-- Work required --
Copy out the lines that include the word "MagicalAnalysis".

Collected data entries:
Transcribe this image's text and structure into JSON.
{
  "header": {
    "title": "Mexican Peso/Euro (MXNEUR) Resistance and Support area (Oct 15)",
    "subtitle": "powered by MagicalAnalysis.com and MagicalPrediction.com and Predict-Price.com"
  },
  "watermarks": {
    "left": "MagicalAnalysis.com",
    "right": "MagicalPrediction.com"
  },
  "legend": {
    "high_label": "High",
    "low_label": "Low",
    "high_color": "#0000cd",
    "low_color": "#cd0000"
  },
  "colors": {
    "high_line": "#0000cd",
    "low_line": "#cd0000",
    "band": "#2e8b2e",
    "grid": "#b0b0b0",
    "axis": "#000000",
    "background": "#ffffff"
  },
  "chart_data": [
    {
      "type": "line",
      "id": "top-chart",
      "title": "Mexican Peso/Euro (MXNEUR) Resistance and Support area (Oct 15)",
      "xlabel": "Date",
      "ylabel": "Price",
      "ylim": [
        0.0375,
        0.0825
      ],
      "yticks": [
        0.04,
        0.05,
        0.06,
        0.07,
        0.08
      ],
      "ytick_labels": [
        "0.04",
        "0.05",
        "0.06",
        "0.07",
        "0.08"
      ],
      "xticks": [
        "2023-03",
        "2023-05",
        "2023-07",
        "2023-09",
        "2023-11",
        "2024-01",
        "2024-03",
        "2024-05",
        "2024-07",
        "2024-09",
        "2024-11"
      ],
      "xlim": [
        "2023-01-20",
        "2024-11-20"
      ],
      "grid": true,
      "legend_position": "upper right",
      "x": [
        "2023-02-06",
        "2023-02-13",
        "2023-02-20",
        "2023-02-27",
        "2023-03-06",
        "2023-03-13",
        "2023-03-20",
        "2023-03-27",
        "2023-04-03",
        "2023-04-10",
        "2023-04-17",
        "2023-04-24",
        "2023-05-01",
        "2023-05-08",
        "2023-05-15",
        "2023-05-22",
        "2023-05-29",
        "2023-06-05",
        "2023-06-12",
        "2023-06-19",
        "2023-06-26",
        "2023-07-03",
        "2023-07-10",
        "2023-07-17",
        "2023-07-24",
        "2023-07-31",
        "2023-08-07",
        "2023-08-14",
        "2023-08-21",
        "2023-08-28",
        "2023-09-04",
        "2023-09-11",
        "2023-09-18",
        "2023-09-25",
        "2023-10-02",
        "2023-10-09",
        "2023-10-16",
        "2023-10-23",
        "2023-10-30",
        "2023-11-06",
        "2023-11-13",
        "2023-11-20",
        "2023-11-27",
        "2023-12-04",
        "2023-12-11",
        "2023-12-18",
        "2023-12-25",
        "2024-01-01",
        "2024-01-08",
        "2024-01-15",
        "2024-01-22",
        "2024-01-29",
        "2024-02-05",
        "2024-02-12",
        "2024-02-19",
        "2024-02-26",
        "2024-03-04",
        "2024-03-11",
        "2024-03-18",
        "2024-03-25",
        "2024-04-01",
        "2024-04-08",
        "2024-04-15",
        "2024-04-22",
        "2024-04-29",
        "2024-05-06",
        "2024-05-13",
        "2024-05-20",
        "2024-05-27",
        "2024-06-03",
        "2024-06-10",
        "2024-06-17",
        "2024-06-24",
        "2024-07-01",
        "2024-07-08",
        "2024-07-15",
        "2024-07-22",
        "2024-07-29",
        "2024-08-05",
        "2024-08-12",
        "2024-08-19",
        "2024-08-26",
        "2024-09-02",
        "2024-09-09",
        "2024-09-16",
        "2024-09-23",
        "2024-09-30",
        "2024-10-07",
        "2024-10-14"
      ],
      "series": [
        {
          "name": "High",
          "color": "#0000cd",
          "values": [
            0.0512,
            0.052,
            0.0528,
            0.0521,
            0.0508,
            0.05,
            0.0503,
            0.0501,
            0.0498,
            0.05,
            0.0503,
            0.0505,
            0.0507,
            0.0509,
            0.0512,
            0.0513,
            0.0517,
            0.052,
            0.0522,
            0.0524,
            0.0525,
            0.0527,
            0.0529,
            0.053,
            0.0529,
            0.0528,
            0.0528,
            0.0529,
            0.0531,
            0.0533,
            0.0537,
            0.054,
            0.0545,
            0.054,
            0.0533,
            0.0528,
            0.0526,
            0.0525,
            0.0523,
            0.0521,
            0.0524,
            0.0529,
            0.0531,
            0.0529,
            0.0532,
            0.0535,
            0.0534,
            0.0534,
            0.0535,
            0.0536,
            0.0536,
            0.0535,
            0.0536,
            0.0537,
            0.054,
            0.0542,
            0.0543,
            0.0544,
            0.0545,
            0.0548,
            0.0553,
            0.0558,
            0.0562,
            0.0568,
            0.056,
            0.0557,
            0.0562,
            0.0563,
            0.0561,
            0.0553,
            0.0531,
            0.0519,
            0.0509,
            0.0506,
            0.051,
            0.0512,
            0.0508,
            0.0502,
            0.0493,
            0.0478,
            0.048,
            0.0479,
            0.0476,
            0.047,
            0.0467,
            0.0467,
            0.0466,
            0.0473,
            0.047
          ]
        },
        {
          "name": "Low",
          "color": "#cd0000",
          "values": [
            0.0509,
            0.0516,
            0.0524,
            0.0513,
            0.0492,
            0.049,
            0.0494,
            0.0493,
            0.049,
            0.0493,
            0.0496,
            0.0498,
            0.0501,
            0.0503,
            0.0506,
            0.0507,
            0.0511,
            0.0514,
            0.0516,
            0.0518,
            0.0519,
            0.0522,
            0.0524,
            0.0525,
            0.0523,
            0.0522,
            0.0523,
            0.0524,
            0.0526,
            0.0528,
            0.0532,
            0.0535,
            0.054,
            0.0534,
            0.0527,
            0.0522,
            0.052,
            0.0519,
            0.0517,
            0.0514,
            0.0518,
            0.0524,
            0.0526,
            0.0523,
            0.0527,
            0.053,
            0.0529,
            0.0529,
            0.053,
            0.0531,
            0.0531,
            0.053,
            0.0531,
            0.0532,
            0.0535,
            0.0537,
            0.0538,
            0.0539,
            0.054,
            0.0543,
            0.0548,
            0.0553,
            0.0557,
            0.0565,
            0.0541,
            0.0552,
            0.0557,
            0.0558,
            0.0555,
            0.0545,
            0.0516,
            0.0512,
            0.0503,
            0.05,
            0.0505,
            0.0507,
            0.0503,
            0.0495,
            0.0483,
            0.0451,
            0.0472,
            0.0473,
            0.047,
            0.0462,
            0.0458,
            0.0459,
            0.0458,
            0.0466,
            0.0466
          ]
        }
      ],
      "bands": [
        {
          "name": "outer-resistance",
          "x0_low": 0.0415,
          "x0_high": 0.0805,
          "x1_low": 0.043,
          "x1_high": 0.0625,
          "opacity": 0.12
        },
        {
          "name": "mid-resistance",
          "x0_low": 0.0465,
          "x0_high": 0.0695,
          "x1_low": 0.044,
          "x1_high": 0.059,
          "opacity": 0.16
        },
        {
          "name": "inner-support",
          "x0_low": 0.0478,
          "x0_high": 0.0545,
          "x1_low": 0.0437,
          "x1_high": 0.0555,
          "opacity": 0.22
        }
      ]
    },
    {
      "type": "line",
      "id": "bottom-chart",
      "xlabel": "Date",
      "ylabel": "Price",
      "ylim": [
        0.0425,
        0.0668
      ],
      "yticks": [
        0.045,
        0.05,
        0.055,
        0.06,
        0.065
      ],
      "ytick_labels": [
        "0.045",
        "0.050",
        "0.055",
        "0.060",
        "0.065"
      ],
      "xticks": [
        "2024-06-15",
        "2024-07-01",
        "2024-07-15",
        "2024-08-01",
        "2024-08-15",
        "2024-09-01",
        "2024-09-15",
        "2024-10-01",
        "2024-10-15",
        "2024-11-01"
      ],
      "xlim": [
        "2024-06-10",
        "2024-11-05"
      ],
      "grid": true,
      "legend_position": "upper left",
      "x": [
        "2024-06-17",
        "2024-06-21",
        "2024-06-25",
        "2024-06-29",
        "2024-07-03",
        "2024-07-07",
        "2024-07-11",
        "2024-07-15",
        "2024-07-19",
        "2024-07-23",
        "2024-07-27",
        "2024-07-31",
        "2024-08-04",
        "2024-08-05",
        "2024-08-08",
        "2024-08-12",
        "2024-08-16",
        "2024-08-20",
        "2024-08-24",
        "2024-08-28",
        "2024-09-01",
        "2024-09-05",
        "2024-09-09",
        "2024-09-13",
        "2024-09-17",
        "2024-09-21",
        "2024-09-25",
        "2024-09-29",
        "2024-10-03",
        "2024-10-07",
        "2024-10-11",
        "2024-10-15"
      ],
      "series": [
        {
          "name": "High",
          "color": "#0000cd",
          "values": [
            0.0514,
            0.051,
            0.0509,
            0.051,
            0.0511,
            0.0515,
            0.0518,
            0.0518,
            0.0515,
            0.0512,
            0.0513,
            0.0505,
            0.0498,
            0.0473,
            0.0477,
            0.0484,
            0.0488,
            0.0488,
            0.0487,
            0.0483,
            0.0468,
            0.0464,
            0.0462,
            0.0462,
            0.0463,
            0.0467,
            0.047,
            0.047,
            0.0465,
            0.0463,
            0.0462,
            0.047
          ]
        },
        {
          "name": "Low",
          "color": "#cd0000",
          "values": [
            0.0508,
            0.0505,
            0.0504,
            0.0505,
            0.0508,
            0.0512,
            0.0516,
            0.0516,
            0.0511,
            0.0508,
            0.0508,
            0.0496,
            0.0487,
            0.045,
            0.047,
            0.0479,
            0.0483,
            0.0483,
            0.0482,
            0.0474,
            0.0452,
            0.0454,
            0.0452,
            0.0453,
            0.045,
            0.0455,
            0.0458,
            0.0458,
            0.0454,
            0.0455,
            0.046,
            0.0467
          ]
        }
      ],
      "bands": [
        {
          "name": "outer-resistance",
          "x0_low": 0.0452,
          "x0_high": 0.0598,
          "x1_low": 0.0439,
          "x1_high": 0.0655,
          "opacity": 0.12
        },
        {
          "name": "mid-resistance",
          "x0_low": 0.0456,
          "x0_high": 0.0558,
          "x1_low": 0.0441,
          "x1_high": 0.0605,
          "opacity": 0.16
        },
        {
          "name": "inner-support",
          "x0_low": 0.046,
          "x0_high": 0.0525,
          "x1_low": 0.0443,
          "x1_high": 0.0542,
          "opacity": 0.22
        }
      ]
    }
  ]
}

-- The result --
    "subtitle": "powered by MagicalAnalysis.com and MagicalPrediction.com and Predict-Price.com"
    "left": "MagicalAnalysis.com",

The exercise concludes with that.